**Data excerpts:**
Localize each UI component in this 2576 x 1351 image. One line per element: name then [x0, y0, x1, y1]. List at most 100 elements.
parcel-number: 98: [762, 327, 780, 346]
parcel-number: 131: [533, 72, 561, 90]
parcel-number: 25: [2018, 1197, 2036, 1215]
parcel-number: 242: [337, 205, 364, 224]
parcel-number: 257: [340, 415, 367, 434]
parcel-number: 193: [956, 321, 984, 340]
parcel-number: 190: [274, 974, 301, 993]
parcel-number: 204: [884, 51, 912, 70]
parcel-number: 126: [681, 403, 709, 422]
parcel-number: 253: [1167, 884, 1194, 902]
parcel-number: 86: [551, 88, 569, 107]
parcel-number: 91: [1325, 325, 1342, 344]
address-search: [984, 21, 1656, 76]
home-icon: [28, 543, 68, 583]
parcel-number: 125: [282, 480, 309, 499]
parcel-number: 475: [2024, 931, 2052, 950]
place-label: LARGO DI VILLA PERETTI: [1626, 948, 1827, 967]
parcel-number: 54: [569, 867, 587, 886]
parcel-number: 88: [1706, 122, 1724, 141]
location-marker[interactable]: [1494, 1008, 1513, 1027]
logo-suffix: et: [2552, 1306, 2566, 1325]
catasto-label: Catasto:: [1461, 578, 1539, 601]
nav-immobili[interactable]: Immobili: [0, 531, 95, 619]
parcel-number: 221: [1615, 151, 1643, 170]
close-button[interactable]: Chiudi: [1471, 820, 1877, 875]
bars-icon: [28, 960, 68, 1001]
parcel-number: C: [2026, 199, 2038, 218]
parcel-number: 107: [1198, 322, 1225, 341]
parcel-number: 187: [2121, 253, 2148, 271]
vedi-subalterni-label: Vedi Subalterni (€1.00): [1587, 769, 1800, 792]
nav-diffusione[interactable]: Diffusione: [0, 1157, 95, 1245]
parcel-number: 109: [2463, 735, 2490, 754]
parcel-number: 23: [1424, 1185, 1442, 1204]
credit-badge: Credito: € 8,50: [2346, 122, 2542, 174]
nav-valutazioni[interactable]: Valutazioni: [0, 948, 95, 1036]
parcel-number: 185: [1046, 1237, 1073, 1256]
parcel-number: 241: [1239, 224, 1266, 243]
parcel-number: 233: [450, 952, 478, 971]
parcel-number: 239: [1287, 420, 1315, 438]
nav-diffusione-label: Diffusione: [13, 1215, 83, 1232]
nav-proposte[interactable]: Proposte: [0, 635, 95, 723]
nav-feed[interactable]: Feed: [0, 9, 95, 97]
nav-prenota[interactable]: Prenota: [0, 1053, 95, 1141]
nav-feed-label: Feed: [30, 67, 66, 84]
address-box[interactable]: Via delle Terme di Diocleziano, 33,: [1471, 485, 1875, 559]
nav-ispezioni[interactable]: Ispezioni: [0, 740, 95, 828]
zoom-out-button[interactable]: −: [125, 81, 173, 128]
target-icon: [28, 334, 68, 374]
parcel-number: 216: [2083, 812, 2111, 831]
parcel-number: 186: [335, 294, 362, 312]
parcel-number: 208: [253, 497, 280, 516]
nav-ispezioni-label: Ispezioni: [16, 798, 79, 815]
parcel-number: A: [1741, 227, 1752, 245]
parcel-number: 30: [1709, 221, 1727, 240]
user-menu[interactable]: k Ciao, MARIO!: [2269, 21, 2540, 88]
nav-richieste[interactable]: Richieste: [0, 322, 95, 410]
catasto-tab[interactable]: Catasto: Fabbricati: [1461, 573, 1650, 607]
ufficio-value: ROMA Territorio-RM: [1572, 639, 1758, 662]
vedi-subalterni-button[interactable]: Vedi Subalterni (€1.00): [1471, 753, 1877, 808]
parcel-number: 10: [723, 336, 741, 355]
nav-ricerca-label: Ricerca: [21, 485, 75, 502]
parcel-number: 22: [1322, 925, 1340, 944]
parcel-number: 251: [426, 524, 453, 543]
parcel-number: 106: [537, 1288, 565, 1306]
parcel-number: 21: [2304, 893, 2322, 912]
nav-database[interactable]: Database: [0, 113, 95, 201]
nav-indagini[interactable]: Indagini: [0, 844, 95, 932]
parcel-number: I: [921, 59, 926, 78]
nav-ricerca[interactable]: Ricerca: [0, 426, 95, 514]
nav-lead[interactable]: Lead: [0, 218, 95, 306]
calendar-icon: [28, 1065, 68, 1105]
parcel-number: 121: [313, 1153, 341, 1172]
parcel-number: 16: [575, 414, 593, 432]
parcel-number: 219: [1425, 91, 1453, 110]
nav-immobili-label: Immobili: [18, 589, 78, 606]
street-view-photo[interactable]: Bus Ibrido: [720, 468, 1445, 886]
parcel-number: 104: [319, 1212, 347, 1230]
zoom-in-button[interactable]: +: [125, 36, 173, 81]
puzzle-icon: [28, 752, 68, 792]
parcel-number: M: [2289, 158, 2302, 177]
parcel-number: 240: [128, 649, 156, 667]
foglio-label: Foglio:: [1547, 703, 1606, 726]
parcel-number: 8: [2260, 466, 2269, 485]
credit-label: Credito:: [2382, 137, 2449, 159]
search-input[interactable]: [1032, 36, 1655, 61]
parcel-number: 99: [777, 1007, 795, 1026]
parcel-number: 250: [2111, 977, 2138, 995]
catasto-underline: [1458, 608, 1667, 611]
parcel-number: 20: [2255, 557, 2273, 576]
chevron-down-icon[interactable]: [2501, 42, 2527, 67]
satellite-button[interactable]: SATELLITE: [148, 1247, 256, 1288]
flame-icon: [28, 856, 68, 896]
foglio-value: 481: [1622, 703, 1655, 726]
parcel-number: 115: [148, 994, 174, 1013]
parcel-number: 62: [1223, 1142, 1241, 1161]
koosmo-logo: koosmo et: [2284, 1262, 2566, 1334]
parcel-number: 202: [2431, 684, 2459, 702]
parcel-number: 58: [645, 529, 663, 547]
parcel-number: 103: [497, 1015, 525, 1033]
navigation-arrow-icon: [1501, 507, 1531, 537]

**Given task:**
Reproduce the data above line for line, with no changes.

**Task answer:**
Localize each UI component in this 2576 x 1351 image. One line per element: name then [x0, y0, x1, y1]. List at most 100 elements.
parcel-number: 98: [762, 327, 780, 346]
parcel-number: 131: [533, 72, 561, 90]
parcel-number: 25: [2018, 1197, 2036, 1215]
parcel-number: 242: [337, 205, 364, 224]
parcel-number: 257: [340, 415, 367, 434]
parcel-number: 193: [956, 321, 984, 340]
parcel-number: 190: [274, 974, 301, 993]
parcel-number: 204: [884, 51, 912, 70]
parcel-number: 126: [681, 403, 709, 422]
parcel-number: 253: [1167, 884, 1194, 902]
parcel-number: 86: [551, 88, 569, 107]
parcel-number: 91: [1325, 325, 1342, 344]
address-search: [984, 21, 1656, 76]
home-icon: [28, 543, 68, 583]
parcel-number: 125: [282, 480, 309, 499]
parcel-number: 475: [2024, 931, 2052, 950]
place-label: LARGO DI VILLA PERETTI: [1626, 948, 1827, 967]
parcel-number: 54: [569, 867, 587, 886]
parcel-number: 88: [1706, 122, 1724, 141]
location-marker[interactable]: [1494, 1008, 1513, 1027]
logo-suffix: et: [2552, 1306, 2566, 1325]
catasto-label: Catasto:: [1461, 578, 1539, 601]
nav-immobili[interactable]: Immobili: [0, 531, 95, 619]
parcel-number: 221: [1615, 151, 1643, 170]
close-button[interactable]: Chiudi: [1471, 820, 1877, 875]
bars-icon: [28, 960, 68, 1001]
parcel-number: C: [2026, 199, 2038, 218]
parcel-number: 107: [1198, 322, 1225, 341]
parcel-number: 187: [2121, 253, 2148, 271]
vedi-subalterni-label: Vedi Subalterni (€1.00): [1587, 769, 1800, 792]
nav-diffusione[interactable]: Diffusione: [0, 1157, 95, 1245]
parcel-number: 109: [2463, 735, 2490, 754]
parcel-number: 23: [1424, 1185, 1442, 1204]
credit-badge: Credito: € 8,50: [2346, 122, 2542, 174]
nav-valutazioni[interactable]: Valutazioni: [0, 948, 95, 1036]
parcel-number: 185: [1046, 1237, 1073, 1256]
parcel-number: 241: [1239, 224, 1266, 243]
parcel-number: 233: [450, 952, 478, 971]
parcel-number: 239: [1287, 420, 1315, 438]
nav-diffusione-label: Diffusione: [13, 1215, 83, 1232]
nav-proposte[interactable]: Proposte: [0, 635, 95, 723]
nav-feed[interactable]: Feed: [0, 9, 95, 97]
nav-prenota[interactable]: Prenota: [0, 1053, 95, 1141]
nav-feed-label: Feed: [30, 67, 66, 84]
address-box[interactable]: Via delle Terme di Diocleziano, 33,: [1471, 485, 1875, 559]
nav-ispezioni[interactable]: Ispezioni: [0, 740, 95, 828]
zoom-out-button[interactable]: −: [125, 81, 173, 128]
target-icon: [28, 334, 68, 374]
parcel-number: 216: [2083, 812, 2111, 831]
parcel-number: 186: [335, 294, 362, 312]
parcel-number: 208: [253, 497, 280, 516]
nav-ispezioni-label: Ispezioni: [16, 798, 79, 815]
parcel-number: A: [1741, 227, 1752, 245]
parcel-number: 30: [1709, 221, 1727, 240]
user-menu[interactable]: k Ciao, MARIO!: [2269, 21, 2540, 88]
nav-richieste[interactable]: Richieste: [0, 322, 95, 410]
catasto-tab[interactable]: Catasto: Fabbricati: [1461, 573, 1650, 607]
ufficio-value: ROMA Territorio-RM: [1572, 639, 1758, 662]
vedi-subalterni-button[interactable]: Vedi Subalterni (€1.00): [1471, 753, 1877, 808]
parcel-number: 10: [723, 336, 741, 355]
nav-ricerca-label: Ricerca: [21, 485, 75, 502]
parcel-number: 22: [1322, 925, 1340, 944]
parcel-number: 251: [426, 524, 453, 543]
parcel-number: 106: [537, 1288, 565, 1306]
parcel-number: 21: [2304, 893, 2322, 912]
nav-database[interactable]: Database: [0, 113, 95, 201]
nav-indagini[interactable]: Indagini: [0, 844, 95, 932]
parcel-number: I: [921, 59, 926, 78]
nav-ricerca[interactable]: Ricerca: [0, 426, 95, 514]
nav-lead[interactable]: Lead: [0, 218, 95, 306]
calendar-icon: [28, 1065, 68, 1105]
parcel-number: 121: [313, 1153, 341, 1172]
parcel-number: 16: [575, 414, 593, 432]
parcel-number: 219: [1425, 91, 1453, 110]
nav-immobili-label: Immobili: [18, 589, 78, 606]
street-view-photo[interactable]: Bus Ibrido: [720, 468, 1445, 886]
parcel-number: 104: [319, 1212, 347, 1230]
zoom-in-button[interactable]: +: [125, 36, 173, 81]
puzzle-icon: [28, 752, 68, 792]
parcel-number: M: [2289, 158, 2302, 177]
parcel-number: 240: [128, 649, 156, 667]
foglio-label: Foglio:: [1547, 703, 1606, 726]
parcel-number: 8: [2260, 466, 2269, 485]
credit-label: Credito:: [2382, 137, 2449, 159]
search-input[interactable]: [1032, 36, 1655, 61]
parcel-number: 99: [777, 1007, 795, 1026]
parcel-number: 250: [2111, 977, 2138, 995]
catasto-underline: [1458, 608, 1667, 611]
parcel-number: 20: [2255, 557, 2273, 576]
chevron-down-icon[interactable]: [2501, 42, 2527, 67]
satellite-button[interactable]: SATELLITE: [148, 1247, 256, 1288]
flame-icon: [28, 856, 68, 896]
foglio-value: 481: [1622, 703, 1655, 726]
parcel-number: 115: [148, 994, 174, 1013]
parcel-number: 62: [1223, 1142, 1241, 1161]
koosmo-logo: koosmo et: [2284, 1262, 2566, 1334]
parcel-number: 202: [2431, 684, 2459, 702]
parcel-number: 58: [645, 529, 663, 547]
parcel-number: 103: [497, 1015, 525, 1033]
navigation-arrow-icon: [1501, 507, 1531, 537]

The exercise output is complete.